### Exercise requirements:
Transcribe the listing in full, excluding any pictures.

### Data listing:
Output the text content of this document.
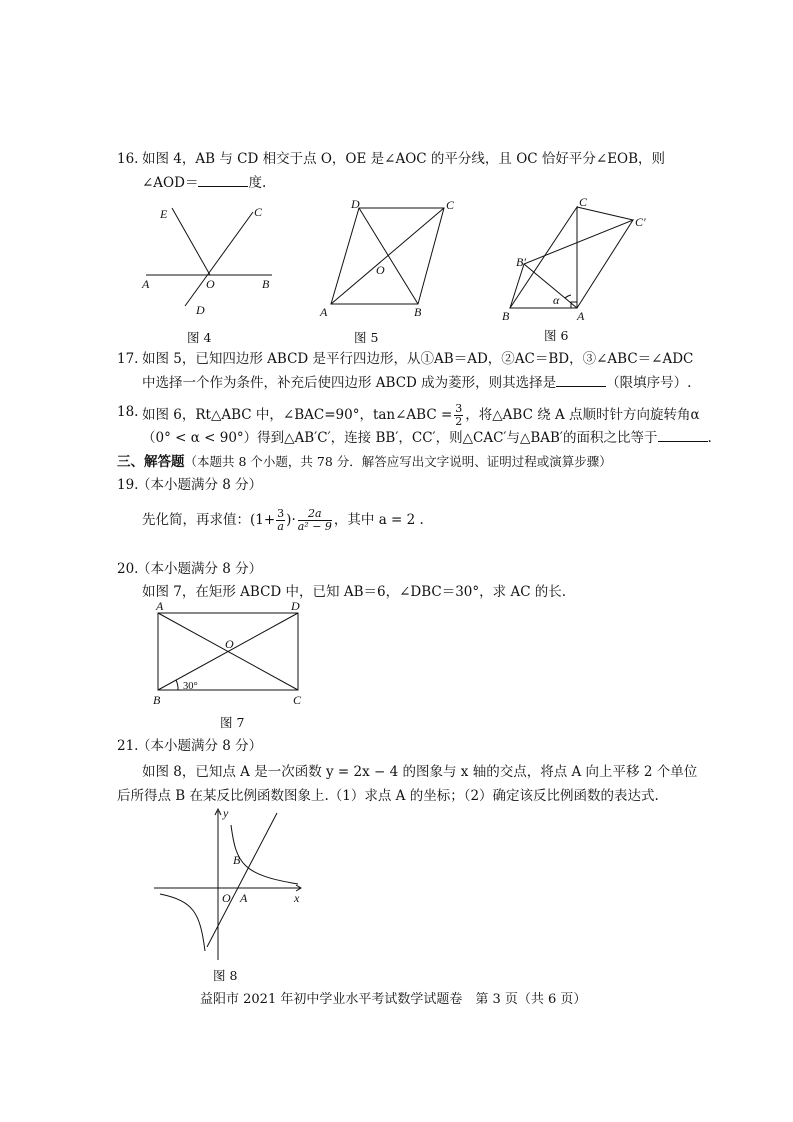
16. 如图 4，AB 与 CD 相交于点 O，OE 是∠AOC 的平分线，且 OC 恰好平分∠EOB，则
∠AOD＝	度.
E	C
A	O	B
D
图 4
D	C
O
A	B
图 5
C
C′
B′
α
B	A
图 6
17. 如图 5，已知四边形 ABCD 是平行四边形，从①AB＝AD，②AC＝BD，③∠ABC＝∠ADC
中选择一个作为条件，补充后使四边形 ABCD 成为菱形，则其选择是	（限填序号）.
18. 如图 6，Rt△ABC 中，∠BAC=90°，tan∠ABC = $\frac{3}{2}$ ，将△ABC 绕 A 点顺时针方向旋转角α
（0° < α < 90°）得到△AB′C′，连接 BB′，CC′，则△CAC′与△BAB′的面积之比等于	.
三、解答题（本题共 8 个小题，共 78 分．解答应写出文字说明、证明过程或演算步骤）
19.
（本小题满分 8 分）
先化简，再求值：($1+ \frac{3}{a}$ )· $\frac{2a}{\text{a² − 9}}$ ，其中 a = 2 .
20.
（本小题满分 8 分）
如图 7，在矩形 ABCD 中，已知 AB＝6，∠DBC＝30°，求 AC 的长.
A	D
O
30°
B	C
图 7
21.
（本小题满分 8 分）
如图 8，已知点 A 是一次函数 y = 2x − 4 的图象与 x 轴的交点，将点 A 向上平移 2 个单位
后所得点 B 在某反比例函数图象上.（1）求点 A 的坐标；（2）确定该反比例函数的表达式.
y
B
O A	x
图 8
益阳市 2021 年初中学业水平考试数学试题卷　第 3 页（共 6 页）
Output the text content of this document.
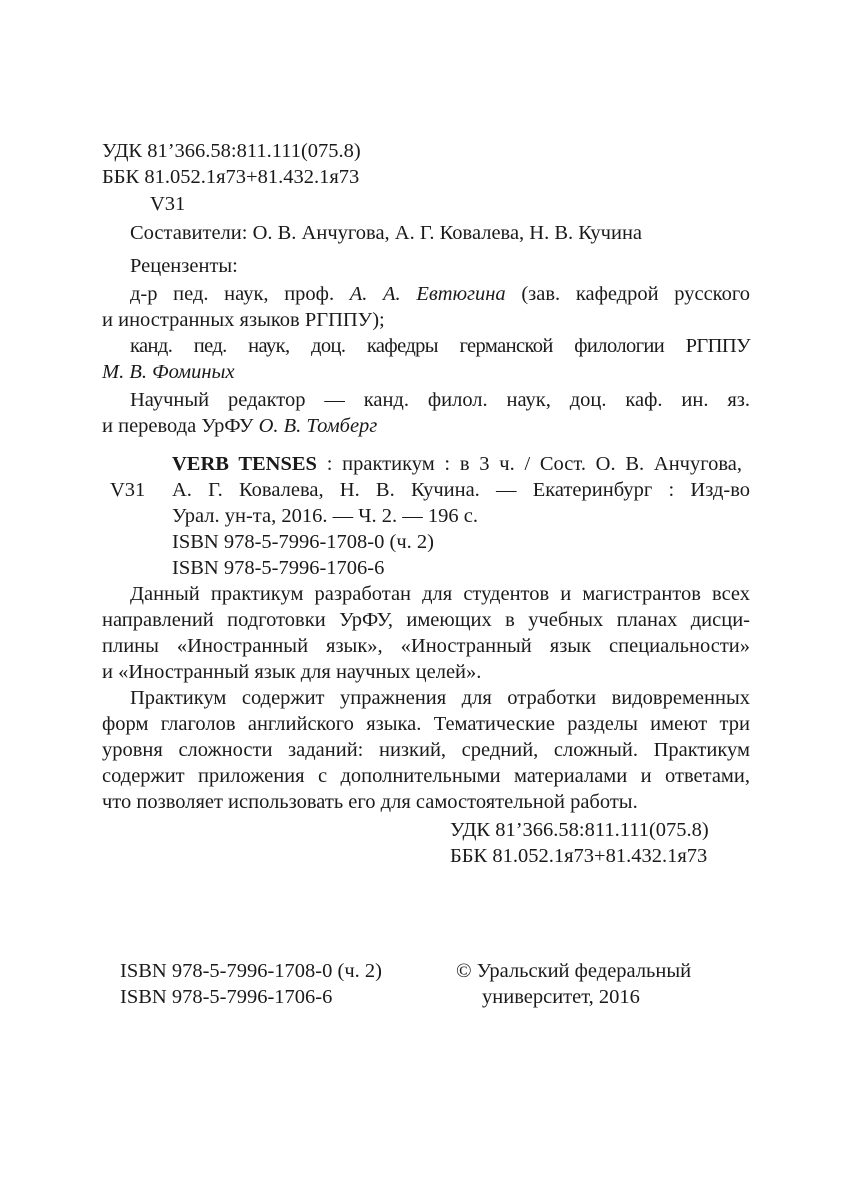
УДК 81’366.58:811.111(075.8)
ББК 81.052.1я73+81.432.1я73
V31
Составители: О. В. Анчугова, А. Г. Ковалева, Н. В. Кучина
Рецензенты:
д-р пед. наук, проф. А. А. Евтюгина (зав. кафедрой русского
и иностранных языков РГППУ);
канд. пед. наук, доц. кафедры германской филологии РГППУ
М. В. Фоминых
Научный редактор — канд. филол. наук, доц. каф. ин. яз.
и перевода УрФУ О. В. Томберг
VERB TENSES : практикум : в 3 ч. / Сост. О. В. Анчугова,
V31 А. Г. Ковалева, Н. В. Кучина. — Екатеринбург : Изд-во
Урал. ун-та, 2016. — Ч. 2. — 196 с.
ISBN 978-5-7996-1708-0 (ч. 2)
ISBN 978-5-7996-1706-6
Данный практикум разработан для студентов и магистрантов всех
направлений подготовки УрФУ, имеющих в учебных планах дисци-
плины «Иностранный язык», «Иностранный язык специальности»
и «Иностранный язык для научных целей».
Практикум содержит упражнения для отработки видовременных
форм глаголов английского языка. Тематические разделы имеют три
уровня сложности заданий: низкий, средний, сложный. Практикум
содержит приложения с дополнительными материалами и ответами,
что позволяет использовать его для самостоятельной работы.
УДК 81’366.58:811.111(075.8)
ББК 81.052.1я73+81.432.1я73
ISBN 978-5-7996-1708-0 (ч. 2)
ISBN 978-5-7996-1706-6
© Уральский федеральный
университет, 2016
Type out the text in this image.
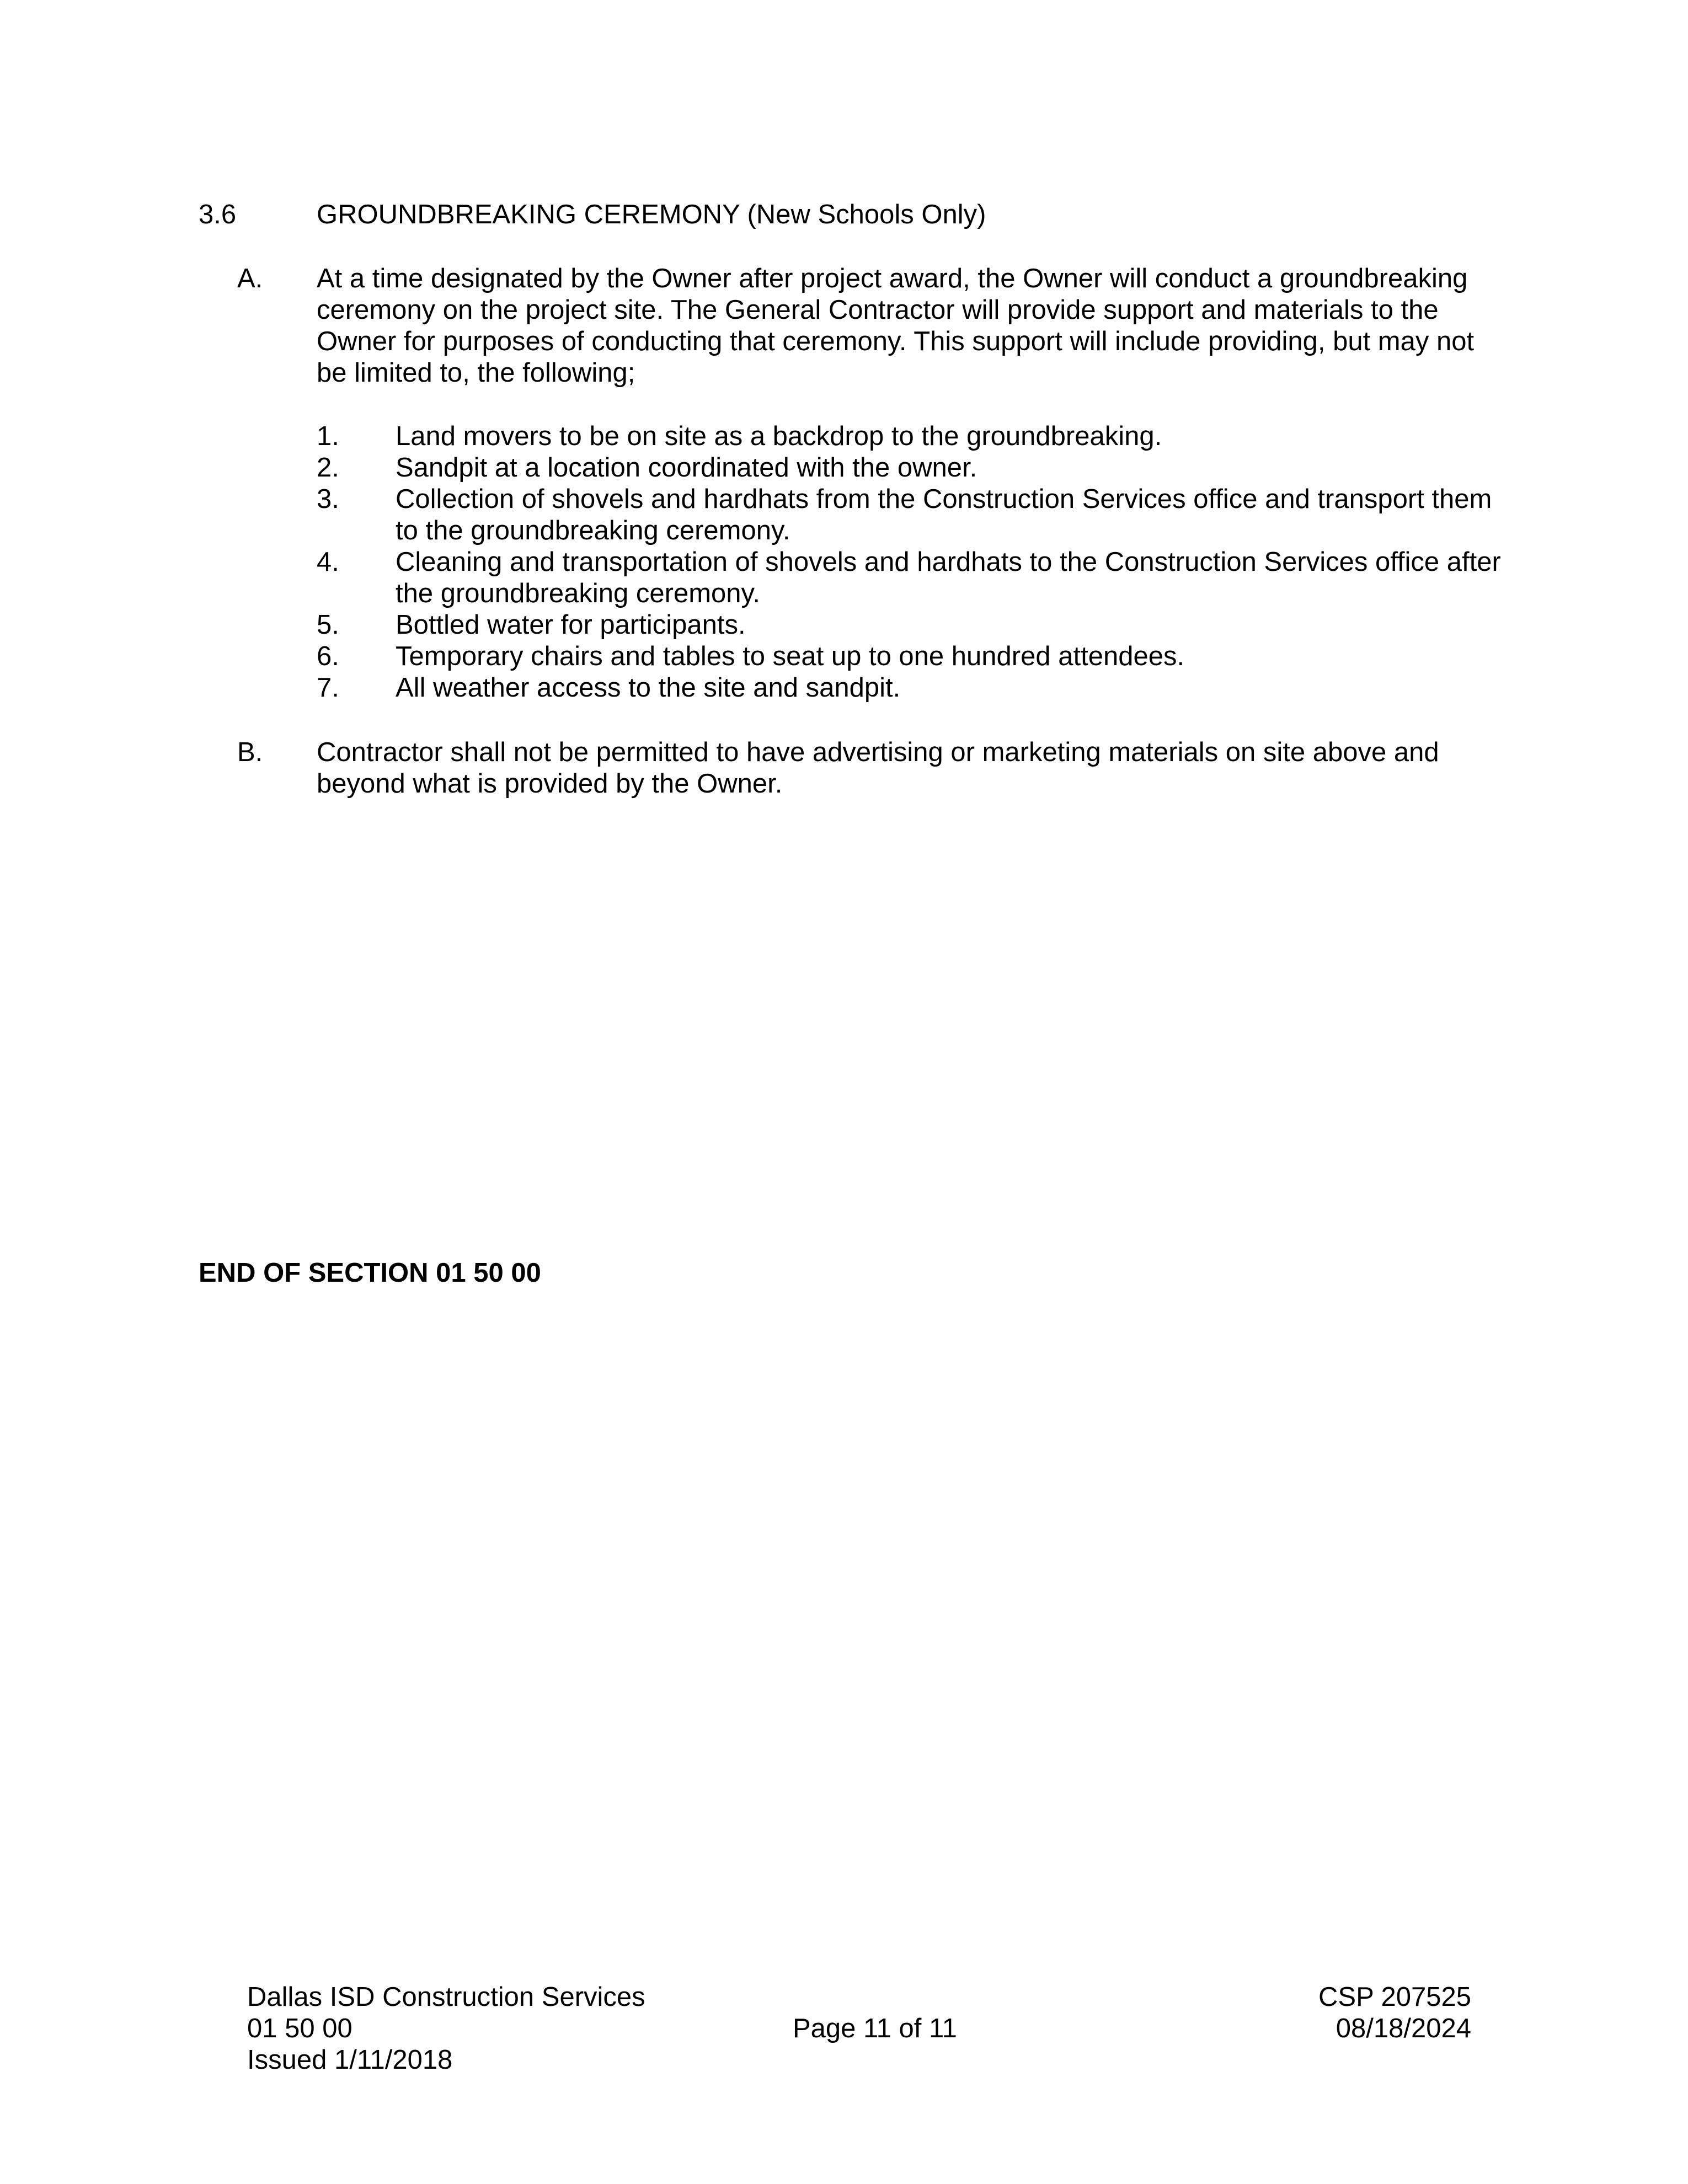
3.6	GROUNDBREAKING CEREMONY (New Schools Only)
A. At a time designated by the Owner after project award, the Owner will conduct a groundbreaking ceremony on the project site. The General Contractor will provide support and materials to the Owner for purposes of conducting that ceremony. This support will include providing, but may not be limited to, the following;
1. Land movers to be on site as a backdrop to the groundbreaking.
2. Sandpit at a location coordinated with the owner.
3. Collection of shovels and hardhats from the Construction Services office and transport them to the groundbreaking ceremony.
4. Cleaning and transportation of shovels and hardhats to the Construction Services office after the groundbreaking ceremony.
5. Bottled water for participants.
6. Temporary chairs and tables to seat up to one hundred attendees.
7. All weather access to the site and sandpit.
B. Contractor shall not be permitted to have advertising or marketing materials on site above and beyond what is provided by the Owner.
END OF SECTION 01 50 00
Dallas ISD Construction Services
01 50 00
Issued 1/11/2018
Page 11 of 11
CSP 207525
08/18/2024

### Finished task:
Output the text content of this document.
16. 如图 4，AB 与 CD 相交于点 O，OE 是∠AOC 的平分线，且 OC 恰好平分∠EOB，则
∠AOD＝	度.
E	C
A	O	B
D
图 4
D	C
O
A	B
图 5
C
C′
B′
α
B	A
图 6
17. 如图 5，已知四边形 ABCD 是平行四边形，从①AB＝AD，②AC＝BD，③∠ABC＝∠ADC
中选择一个作为条件，补充后使四边形 ABCD 成为菱形，则其选择是	（限填序号）.
18. 如图 6，Rt△ABC 中，∠BAC=90°，tan∠ABC = $\frac{3}{2}$ ，将△ABC 绕 A 点顺时针方向旋转角α
（0° < α < 90°）得到△AB′C′，连接 BB′，CC′，则△CAC′与△BAB′的面积之比等于	.
三、解答题（本题共 8 个小题，共 78 分．解答应写出文字说明、证明过程或演算步骤）
19.
（本小题满分 8 分）
先化简，再求值：($1+ \frac{3}{a}$ )· $\frac{2a}{\text{a² − 9}}$ ，其中 a = 2 .
20.
（本小题满分 8 分）
如图 7，在矩形 ABCD 中，已知 AB＝6，∠DBC＝30°，求 AC 的长.
A	D
O
30°
B	C
图 7
21.
（本小题满分 8 分）
如图 8，已知点 A 是一次函数 y = 2x − 4 的图象与 x 轴的交点，将点 A 向上平移 2 个单位
后所得点 B 在某反比例函数图象上.（1）求点 A 的坐标；（2）确定该反比例函数的表达式.
y
B
O A	x
图 8
益阳市 2021 年初中学业水平考试数学试题卷　第 3 页（共 6 页）
Output the text content of this document.
УДК 81’366.58:811.111(075.8)
ББК 81.052.1я73+81.432.1я73
V31
Составители: О. В. Анчугова, А. Г. Ковалева, Н. В. Кучина
Рецензенты:
д-р пед. наук, проф. А. А. Евтюгина (зав. кафедрой русского
и иностранных языков РГППУ);
канд. пед. наук, доц. кафедры германской филологии РГППУ
М. В. Фоминых
Научный редактор — канд. филол. наук, доц. каф. ин. яз.
и перевода УрФУ О. В. Томберг
VERB TENSES : практикум : в 3 ч. / Сост. О. В. Анчугова,
V31 А. Г. Ковалева, Н. В. Кучина. — Екатеринбург : Изд-во
Урал. ун-та, 2016. — Ч. 2. — 196 с.
ISBN 978-5-7996-1708-0 (ч. 2)
ISBN 978-5-7996-1706-6
Данный практикум разработан для студентов и магистрантов всех
направлений подготовки УрФУ, имеющих в учебных планах дисци-
плины «Иностранный язык», «Иностранный язык специальности»
и «Иностранный язык для научных целей».
Практикум содержит упражнения для отработки видовременных
форм глаголов английского языка. Тематические разделы имеют три
уровня сложности заданий: низкий, средний, сложный. Практикум
содержит приложения с дополнительными материалами и ответами,
что позволяет использовать его для самостоятельной работы.
УДК 81’366.58:811.111(075.8)
ББК 81.052.1я73+81.432.1я73
ISBN 978-5-7996-1708-0 (ч. 2)
ISBN 978-5-7996-1706-6
© Уральский федеральный
университет, 2016
Type out the text in this image.
3.6	GROUNDBREAKING CEREMONY (New Schools Only)
A. At a time designated by the Owner after project award, the Owner will conduct a groundbreaking ceremony on the project site. The General Contractor will provide support and materials to the Owner for purposes of conducting that ceremony. This support will include providing, but may not be limited to, the following;
1. Land movers to be on site as a backdrop to the groundbreaking.
2. Sandpit at a location coordinated with the owner.
3. Collection of shovels and hardhats from the Construction Services office and transport them to the groundbreaking ceremony.
4. Cleaning and transportation of shovels and hardhats to the Construction Services office after the groundbreaking ceremony.
5. Bottled water for participants.
6. Temporary chairs and tables to seat up to one hundred attendees.
7. All weather access to the site and sandpit.
B. Contractor shall not be permitted to have advertising or marketing materials on site above and beyond what is provided by the Owner.
END OF SECTION 01 50 00
Dallas ISD Construction Services
01 50 00
Issued 1/11/2018
Page 11 of 11
CSP 207525
08/18/2024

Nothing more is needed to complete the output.